* **Your objective**:
Gather every line of the entries that includes the word "ylabel".

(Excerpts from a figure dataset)
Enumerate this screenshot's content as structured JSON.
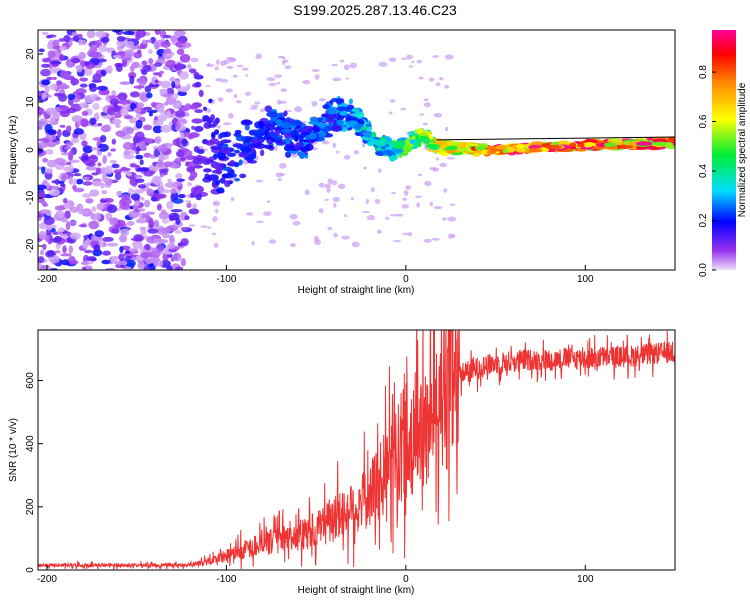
{
  "title": "S199.2025.287.13.46.C23",
  "colors": {
    "snr_line": "#ee3333",
    "axes": "#000000",
    "carrier_line": "#000000"
  },
  "chart_data": [
    {
      "type": "heatmap",
      "name": "spectrogram",
      "xlabel": "Height of straight line (km)",
      "ylabel": "Frequency (Hz)",
      "xlim": [
        -205,
        150
      ],
      "ylim": [
        -25,
        25
      ],
      "xticks": [
        -200,
        -100,
        0,
        100
      ],
      "yticks": [
        -20,
        -10,
        0,
        10,
        20
      ],
      "colorbar": {
        "label": "Normalized spectral amplitude",
        "range": [
          0,
          0.97
        ],
        "ticks": [
          0.0,
          0.2,
          0.4,
          0.6,
          0.8
        ],
        "colormap": "rainbow (light violet → violet → blue → cyan → green → yellow → orange → red → magenta)"
      },
      "carrier_line": {
        "from_height": 17,
        "frequency": 0.5
      },
      "description_points": [
        {
          "height": -200,
          "spread_hz": 25,
          "amplitude": 0.05
        },
        {
          "height": -125,
          "spread_hz": 25,
          "amplitude": 0.08
        },
        {
          "height": -100,
          "center_hz": 0,
          "spread_hz": 6,
          "amplitude": 0.2
        },
        {
          "height": -40,
          "center_hz": 6,
          "spread_hz": 4,
          "amplitude": 0.25
        },
        {
          "height": 0,
          "center_hz": 1,
          "spread_hz": 2,
          "amplitude": 0.45
        },
        {
          "height": 50,
          "center_hz": 0,
          "spread_hz": 1,
          "amplitude": 0.85
        },
        {
          "height": 100,
          "center_hz": 1,
          "spread_hz": 1,
          "amplitude": 0.85
        },
        {
          "height": 150,
          "center_hz": 1.5,
          "spread_hz": 1,
          "amplitude": 0.8
        }
      ]
    },
    {
      "type": "line",
      "name": "snr",
      "xlabel": "Height of straight line (km)",
      "ylabel": "SNR (10 * v/v)",
      "xlim": [
        -205,
        150
      ],
      "ylim": [
        0,
        760
      ],
      "xticks": [
        -200,
        -100,
        0,
        100
      ],
      "yticks": [
        0,
        200,
        400,
        600
      ],
      "series": [
        {
          "name": "SNR",
          "x": [
            -205,
            -180,
            -160,
            -140,
            -125,
            -115,
            -105,
            -95,
            -85,
            -75,
            -65,
            -55,
            -45,
            -35,
            -25,
            -20,
            -15,
            -10,
            -5,
            0,
            5,
            10,
            15,
            20,
            25,
            30,
            40,
            50,
            60,
            70,
            80,
            90,
            100,
            110,
            120,
            130,
            140,
            150
          ],
          "values": [
            15,
            15,
            15,
            15,
            16,
            20,
            35,
            55,
            75,
            90,
            100,
            115,
            140,
            175,
            210,
            240,
            270,
            320,
            370,
            410,
            440,
            470,
            510,
            560,
            590,
            620,
            640,
            655,
            660,
            665,
            665,
            670,
            670,
            675,
            675,
            680,
            685,
            690
          ]
        }
      ]
    }
  ]
}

* **Task solution**:
      "ylabel": "Frequency (Hz)",
      "ylabel": "SNR (10 * v/v)",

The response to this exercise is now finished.